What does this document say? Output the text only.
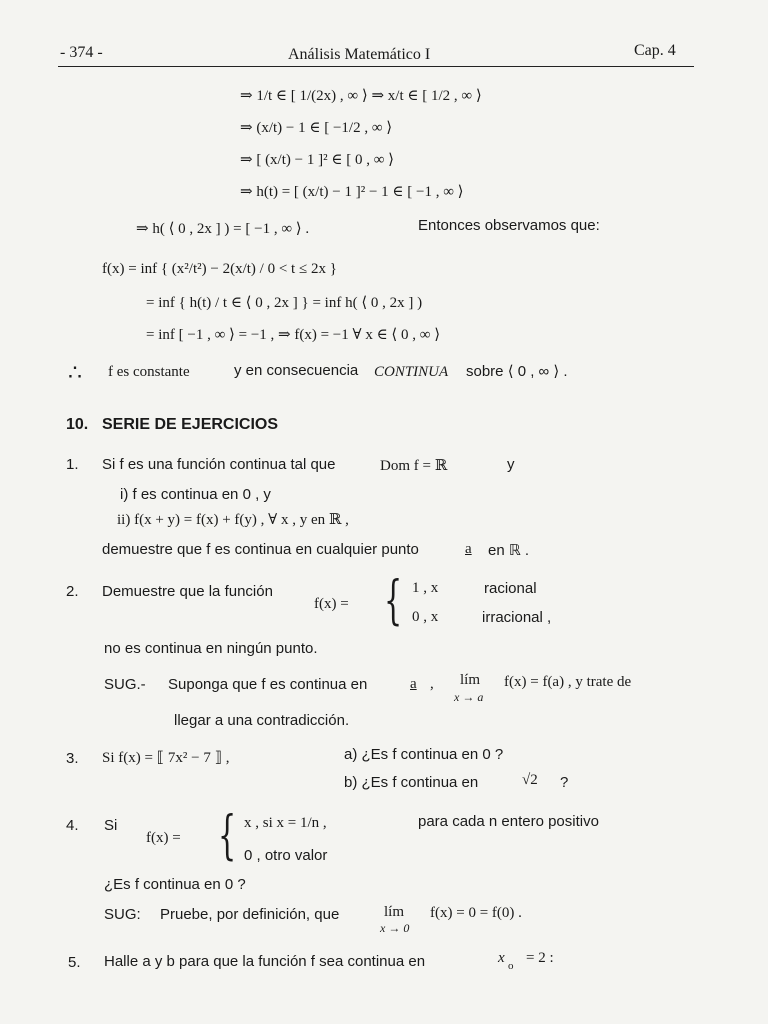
- 374 -	Análisis Matemático I	Cap. 4
⇒ 1/t ∈ [ 1/(2x) , ∞ ⟩ ⇒ x/t ∈ [ 1/2 , ∞ ⟩
⇒ (x/t) − 1 ∈ [ −1/2 , ∞ ⟩
⇒ [ (x/t) − 1 ]² ∈ [ 0 , ∞ ⟩
⇒ h(t) = [ (x/t) − 1 ]² − 1 ∈ [ −1 , ∞ ⟩
⇒ h( ⟨ 0 , 2x ] ) = [ −1 , ∞ ⟩ .	Entonces observamos que:
f(x) = inf { (x²/t²) − 2(x/t) / 0 < t ≤ 2x }
= inf { h(t) / t ∈ ⟨ 0 , 2x ] } = inf h( ⟨ 0 , 2x ] )
= inf [ −1 , ∞ ⟩ = −1 , ⇒ f(x) = −1 ∀ x ∈ ⟨ 0 , ∞ ⟩
∴ f es constante	y en consecuencia CONTINUA sobre ⟨ 0 , ∞ ⟩ .
10. SERIE DE EJERCICIOS
1. Si f es una función continua tal que	Dom f = ℝ	y
i) f es continua en 0 , y
ii) f(x + y) = f(x) + f(y) , ∀ x , y en ℝ ,
demuestre que f es continua en cualquier punto	a en ℝ .
2. Demuestre que la función
f(x) = { 1 , x	racional
0 , x	irracional ,
no es continua en ningún punto.
SUG.- Suponga que f es continua en	a , lím
x → a
f(x) = f(a) , y trate de
llegar a una contradicción.
3. Si f(x) = ⟦ 7x² − 7 ⟧ ,	a) ¿Es f continua en 0 ?
b) ¿Es f continua en	√2 ?
4. Si
f(x) = { x , si x = 1/n ,	para cada n entero positivo
0 , otro valor
¿Es f continua en 0 ?
SUG: Pruebe, por definición, que	lím
x → 0
f(x) = 0 = f(0) .
5. Halle a y b para que la función f sea continua en	x o = 2 :
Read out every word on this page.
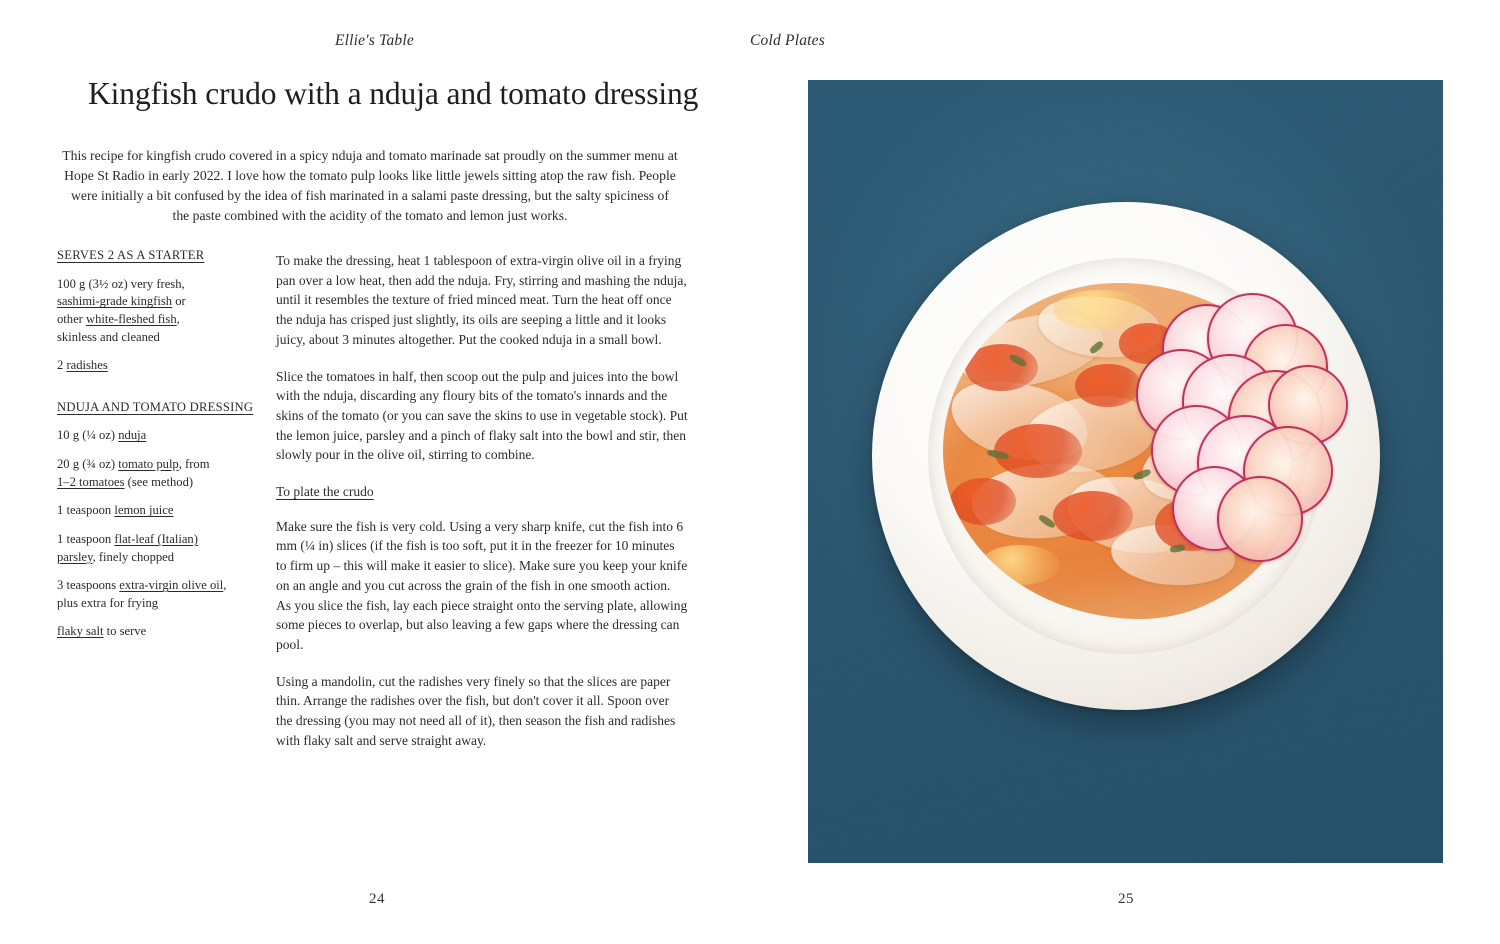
Ellie's Table
Kingfish crudo with a nduja and tomato dressing

This recipe for kingfish crudo covered in a spicy nduja and tomato marinade sat proudly on the summer menu at Hope St Radio in early 2022. I love how the tomato pulp looks like little jewels sitting atop the raw fish. People were initially a bit confused by the idea of fish marinated in a salami paste dressing, but the salty spiciness of the paste combined with the acidity of the tomato and lemon just works.

SERVES 2 AS A STARTER

100 g (3½ oz) very fresh,
sashimi-grade kingfish or
other white-fleshed fish,
skinless and cleaned

2 radishes

NDUJA AND TOMATO DRESSING

10 g (¼ oz) nduja

20 g (¾ oz) tomato pulp, from
1–2 tomatoes (see method)

1 teaspoon lemon juice

1 teaspoon flat-leaf (Italian)
parsley, finely chopped

3 teaspoons extra-virgin olive oil,
plus extra for frying

flaky salt to serve

To make the dressing, heat 1 tablespoon of extra-virgin olive oil in a frying pan over a low heat, then add the nduja. Fry, stirring and mashing the nduja, until it resembles the texture of fried minced meat. Turn the heat off once the nduja has crisped just slightly, its oils are seeping a little and it looks juicy, about 3 minutes altogether. Put the cooked nduja in a small bowl.

Slice the tomatoes in half, then scoop out the pulp and juices into the bowl with the nduja, discarding any floury bits of the tomato's innards and the skins of the tomato (or you can save the skins to use in vegetable stock). Put the lemon juice, parsley and a pinch of flaky salt into the bowl and stir, then slowly pour in the olive oil, stirring to combine.

To plate the crudo

Make sure the fish is very cold. Using a very sharp knife, cut the fish into 6 mm (¼ in) slices (if the fish is too soft, put it in the freezer for 10 minutes to firm up – this will make it easier to slice). Make sure you keep your knife on an angle and you cut across the grain of the fish in one smooth action. As you slice the fish, lay each piece straight onto the serving plate, allowing some pieces to overlap, but also leaving a few gaps where the dressing can pool.

Using a mandolin, cut the radishes very finely so that the slices are paper thin. Arrange the radishes over the fish, but don't cover it all. Spoon over the dressing (you may not need all of it), then season the fish and radishes with flaky salt and serve straight away.

24
Cold Plates
25
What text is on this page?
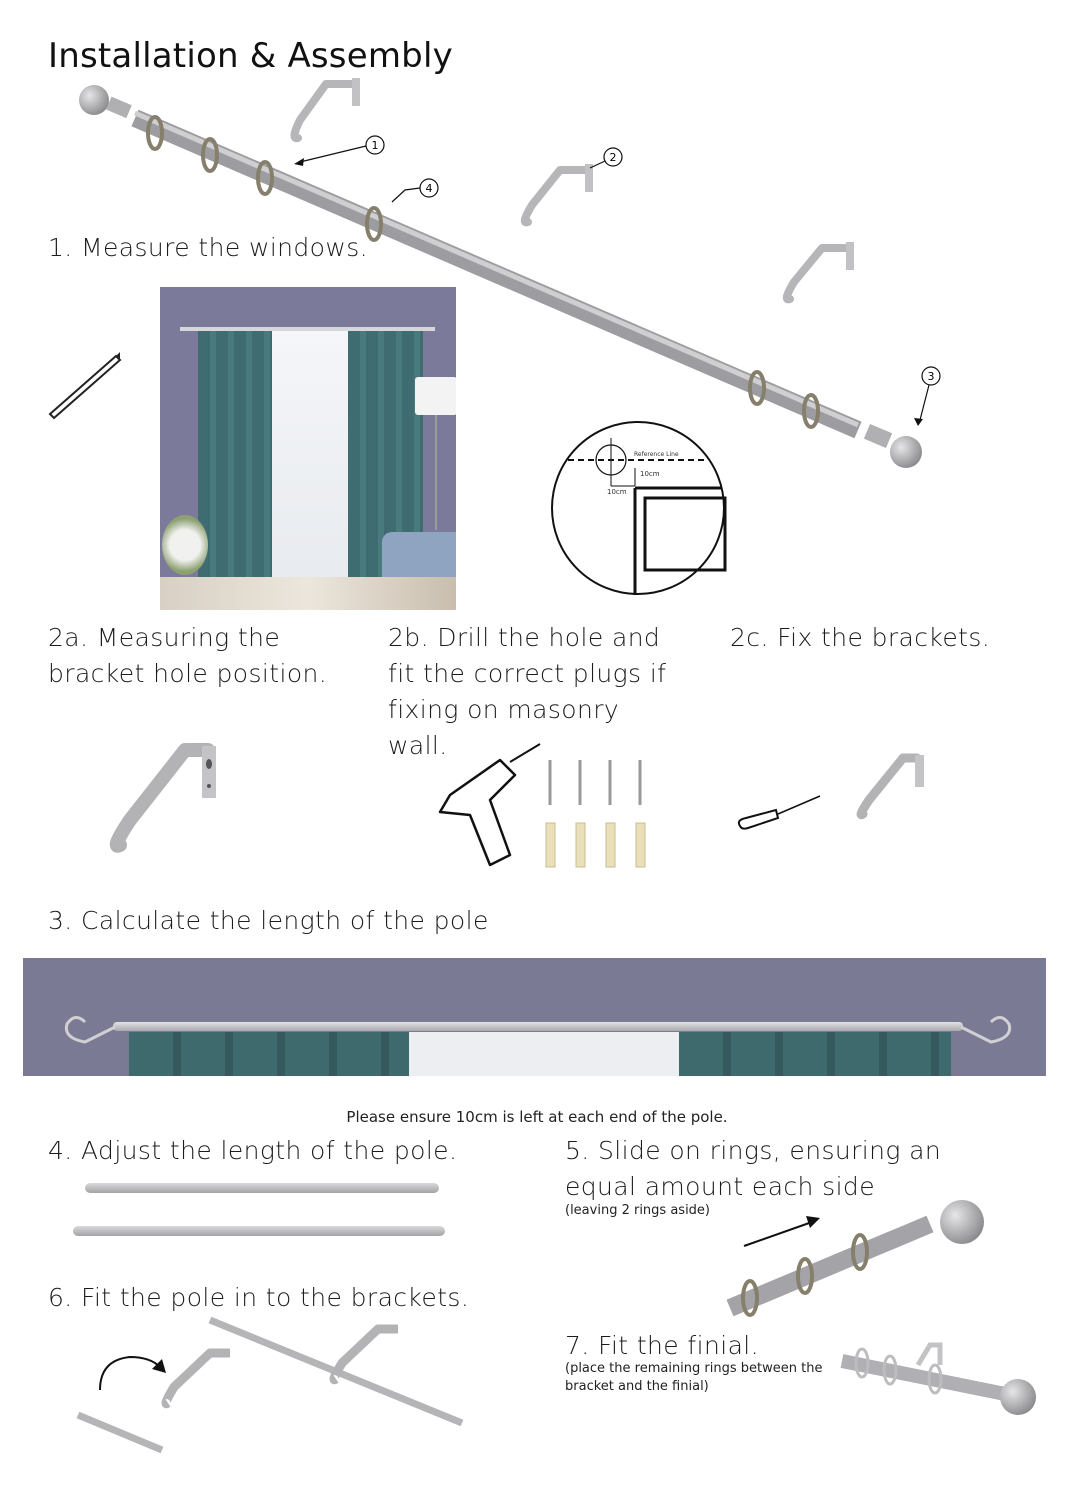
Installation & Assembly
1
2
3
4
1. Measure the windows.
Reference Line
10cm
10cm
2a. Measuring the
bracket hole position.
2b. Drill the hole and
fit the correct plugs if
fixing on masonry
wall.
2c. Fix the brackets.
3. Calculate the length of the pole
Please ensure 10cm is left at each end of the pole.
4. Adjust the length of the pole.	5. Slide on rings, ensuring an
equal amount each side
(leaving 2 rings aside)
6. Fit the pole in to the brackets.
7. Fit the finial.
(place the remaining rings between the
bracket and the finial)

·····

What the task asks. Print each line from the one containing "What text is on this page?" through the last line of the listing, both included, exactly and with no pictures.

Exercise result.
What text is on this page?
Installation & Assembly
1
2
3
4
1. Measure the windows.
Reference Line
10cm
10cm
2a. Measuring the
bracket hole position.
2b. Drill the hole and
fit the correct plugs if
fixing on masonry
wall.
2c. Fix the brackets.
3. Calculate the length of the pole
Please ensure 10cm is left at each end of the pole.
4. Adjust the length of the pole.	5. Slide on rings, ensuring an
equal amount each side
(leaving 2 rings aside)
6. Fit the pole in to the brackets.
7. Fit the finial.
(place the remaining rings between the
bracket and the finial)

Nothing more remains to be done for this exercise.